#### Exercise objective
Read through the records below and copy each line that uses the word "Поиск".

(Extracted records)
========
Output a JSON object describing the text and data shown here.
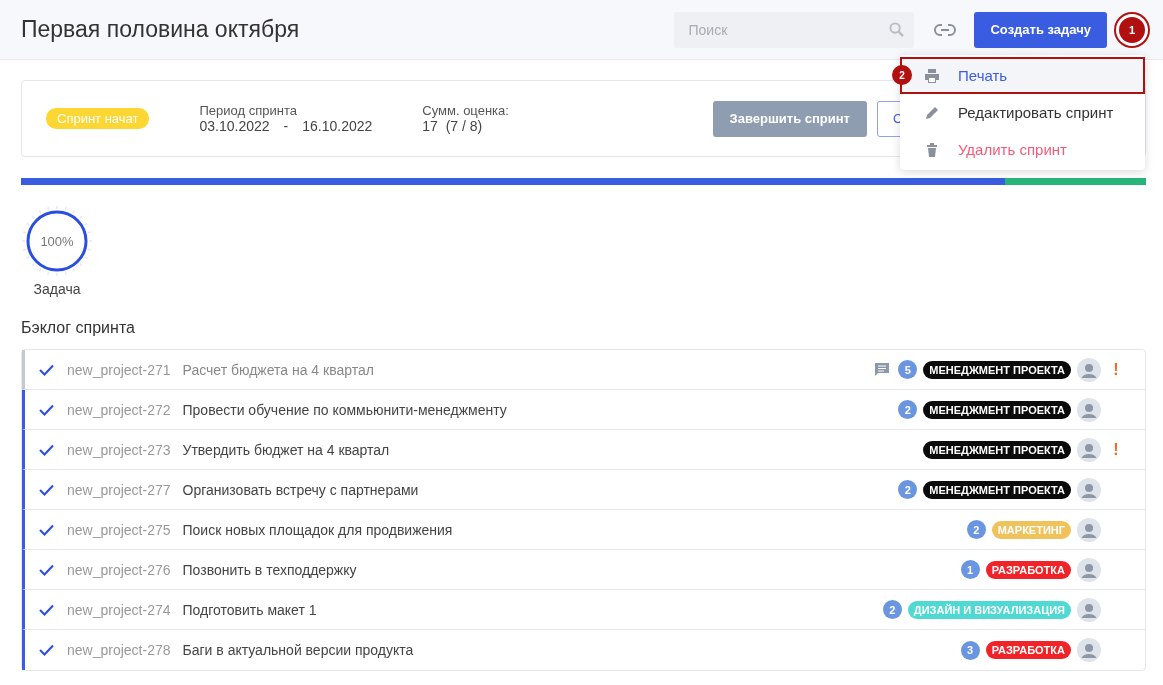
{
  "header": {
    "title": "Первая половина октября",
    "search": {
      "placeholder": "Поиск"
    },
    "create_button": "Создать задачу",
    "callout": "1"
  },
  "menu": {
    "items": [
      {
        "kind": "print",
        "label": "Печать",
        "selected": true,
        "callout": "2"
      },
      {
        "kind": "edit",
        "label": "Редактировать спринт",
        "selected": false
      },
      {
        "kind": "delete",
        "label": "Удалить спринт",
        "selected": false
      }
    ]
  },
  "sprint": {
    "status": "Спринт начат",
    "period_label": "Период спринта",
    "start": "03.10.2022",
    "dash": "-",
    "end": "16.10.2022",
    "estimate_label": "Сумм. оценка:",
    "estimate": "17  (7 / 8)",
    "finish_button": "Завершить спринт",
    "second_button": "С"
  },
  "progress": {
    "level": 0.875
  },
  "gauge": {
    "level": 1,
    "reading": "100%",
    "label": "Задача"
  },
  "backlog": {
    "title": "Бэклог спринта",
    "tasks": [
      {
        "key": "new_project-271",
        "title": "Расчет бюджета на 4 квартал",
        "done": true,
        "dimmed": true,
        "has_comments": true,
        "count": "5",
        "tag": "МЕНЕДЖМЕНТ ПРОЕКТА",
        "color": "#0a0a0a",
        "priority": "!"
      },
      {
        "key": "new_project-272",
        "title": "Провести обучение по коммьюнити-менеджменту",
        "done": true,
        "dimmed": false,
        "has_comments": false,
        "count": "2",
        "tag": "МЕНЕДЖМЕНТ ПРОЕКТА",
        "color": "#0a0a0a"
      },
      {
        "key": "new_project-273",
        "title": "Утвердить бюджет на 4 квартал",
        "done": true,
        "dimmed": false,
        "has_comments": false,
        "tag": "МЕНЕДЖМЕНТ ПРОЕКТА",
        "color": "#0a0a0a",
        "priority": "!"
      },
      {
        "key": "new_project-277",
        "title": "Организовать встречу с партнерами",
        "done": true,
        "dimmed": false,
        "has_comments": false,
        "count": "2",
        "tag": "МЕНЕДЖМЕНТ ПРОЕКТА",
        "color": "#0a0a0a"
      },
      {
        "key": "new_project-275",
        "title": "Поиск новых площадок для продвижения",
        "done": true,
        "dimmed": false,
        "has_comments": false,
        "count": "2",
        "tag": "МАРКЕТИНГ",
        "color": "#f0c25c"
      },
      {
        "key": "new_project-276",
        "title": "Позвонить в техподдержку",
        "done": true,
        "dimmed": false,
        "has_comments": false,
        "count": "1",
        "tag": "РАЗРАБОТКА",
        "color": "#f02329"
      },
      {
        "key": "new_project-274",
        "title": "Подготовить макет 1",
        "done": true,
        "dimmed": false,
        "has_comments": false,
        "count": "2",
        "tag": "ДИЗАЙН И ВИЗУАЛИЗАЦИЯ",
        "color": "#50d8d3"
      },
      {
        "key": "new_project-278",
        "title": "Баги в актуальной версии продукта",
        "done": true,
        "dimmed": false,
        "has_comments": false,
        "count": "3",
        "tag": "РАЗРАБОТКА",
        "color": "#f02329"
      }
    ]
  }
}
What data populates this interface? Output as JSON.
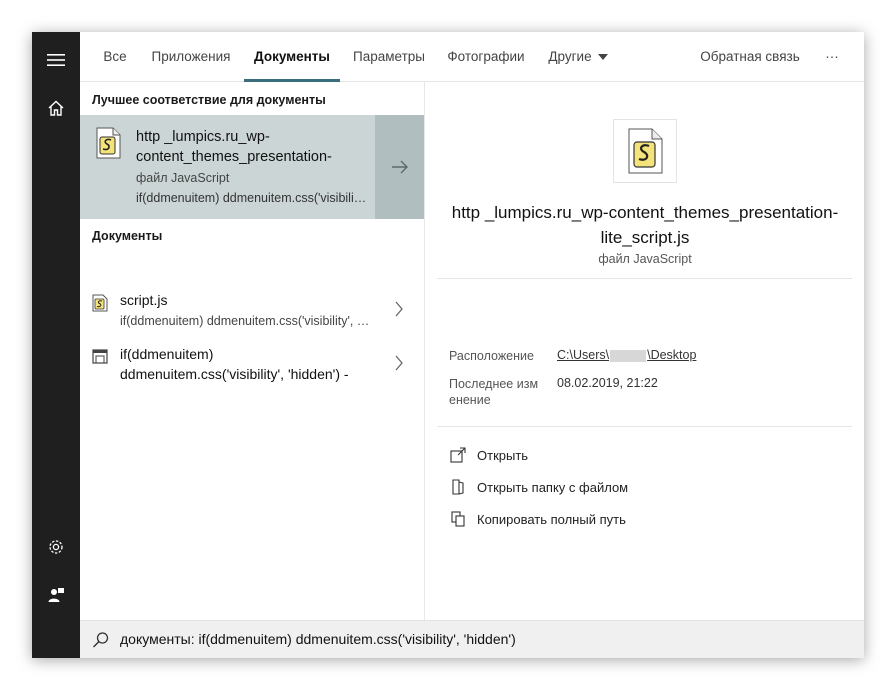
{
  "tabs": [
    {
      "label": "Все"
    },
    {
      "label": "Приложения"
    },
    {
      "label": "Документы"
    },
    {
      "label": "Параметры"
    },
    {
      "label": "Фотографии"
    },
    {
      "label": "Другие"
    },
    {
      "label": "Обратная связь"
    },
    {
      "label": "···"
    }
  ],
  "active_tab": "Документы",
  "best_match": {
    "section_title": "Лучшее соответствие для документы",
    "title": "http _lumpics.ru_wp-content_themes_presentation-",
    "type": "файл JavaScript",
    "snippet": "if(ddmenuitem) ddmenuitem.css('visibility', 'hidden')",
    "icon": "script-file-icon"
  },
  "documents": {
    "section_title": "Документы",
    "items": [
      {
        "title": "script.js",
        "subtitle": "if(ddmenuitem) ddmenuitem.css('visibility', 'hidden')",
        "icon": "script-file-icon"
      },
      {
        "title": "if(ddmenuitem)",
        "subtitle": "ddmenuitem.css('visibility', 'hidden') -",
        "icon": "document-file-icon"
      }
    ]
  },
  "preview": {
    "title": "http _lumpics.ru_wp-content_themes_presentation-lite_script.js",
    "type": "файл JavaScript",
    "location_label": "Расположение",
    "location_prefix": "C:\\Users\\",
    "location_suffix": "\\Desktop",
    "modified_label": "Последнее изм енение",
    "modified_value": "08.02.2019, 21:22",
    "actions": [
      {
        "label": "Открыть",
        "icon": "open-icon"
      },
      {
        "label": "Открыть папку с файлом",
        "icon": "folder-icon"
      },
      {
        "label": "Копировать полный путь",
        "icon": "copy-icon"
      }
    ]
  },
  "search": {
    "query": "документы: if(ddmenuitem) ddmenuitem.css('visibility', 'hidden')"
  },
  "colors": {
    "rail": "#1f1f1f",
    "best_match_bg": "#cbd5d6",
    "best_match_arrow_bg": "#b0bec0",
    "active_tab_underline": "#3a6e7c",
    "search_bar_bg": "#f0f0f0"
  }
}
========
#### Written solution
      "placeholder": "Поиск"
        "title": "Поиск новых площадок для продвижения",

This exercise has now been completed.